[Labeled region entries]
-=-=-

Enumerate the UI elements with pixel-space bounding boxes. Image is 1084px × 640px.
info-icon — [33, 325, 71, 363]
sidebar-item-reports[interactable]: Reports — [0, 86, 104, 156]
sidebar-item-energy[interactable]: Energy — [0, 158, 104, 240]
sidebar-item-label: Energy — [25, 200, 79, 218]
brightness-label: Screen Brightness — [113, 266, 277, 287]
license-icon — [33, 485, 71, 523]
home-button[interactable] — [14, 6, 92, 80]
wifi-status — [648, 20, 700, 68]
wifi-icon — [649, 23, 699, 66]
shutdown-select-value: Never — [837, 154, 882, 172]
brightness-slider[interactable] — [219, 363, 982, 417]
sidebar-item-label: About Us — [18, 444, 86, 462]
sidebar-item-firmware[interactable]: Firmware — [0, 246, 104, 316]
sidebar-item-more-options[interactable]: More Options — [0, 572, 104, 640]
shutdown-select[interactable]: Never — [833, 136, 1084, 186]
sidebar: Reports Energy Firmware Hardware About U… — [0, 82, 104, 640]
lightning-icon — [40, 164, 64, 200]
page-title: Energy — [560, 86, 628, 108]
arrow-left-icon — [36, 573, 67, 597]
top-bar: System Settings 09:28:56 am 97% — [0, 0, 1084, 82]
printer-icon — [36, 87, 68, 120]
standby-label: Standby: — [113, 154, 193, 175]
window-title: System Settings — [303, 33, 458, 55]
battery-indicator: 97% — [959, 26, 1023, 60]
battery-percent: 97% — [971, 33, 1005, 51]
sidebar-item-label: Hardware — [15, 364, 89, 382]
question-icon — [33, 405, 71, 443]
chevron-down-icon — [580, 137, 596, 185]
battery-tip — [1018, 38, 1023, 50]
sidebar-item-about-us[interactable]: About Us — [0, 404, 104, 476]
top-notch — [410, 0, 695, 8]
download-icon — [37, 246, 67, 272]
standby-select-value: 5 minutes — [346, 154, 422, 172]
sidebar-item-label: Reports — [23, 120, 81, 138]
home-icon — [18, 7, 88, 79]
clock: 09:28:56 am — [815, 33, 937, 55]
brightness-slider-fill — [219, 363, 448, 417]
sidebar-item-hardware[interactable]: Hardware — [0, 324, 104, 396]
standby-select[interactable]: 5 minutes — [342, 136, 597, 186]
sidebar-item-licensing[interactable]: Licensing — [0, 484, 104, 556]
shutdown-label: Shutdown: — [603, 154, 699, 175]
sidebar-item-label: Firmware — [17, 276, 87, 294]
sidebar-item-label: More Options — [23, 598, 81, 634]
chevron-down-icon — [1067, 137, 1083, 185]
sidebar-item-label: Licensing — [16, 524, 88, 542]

-=-=-

(WORK REQUIRED):
Rewrite the material from its first line through the line containing "license-icon — [33, 485, 71, 523]", swapping "sidebar-item" for "nav-item" and leaving everything else unchanged.

(WRITTEN RESPONSE):
Enumerate the UI elements with pixel-space bounding boxes. Image is 1084px × 640px.
info-icon — [33, 325, 71, 363]
nav-item-reports[interactable]: Reports — [0, 86, 104, 156]
nav-item-energy[interactable]: Energy — [0, 158, 104, 240]
nav-item-label: Energy — [25, 200, 79, 218]
brightness-label: Screen Brightness — [113, 266, 277, 287]
license-icon — [33, 485, 71, 523]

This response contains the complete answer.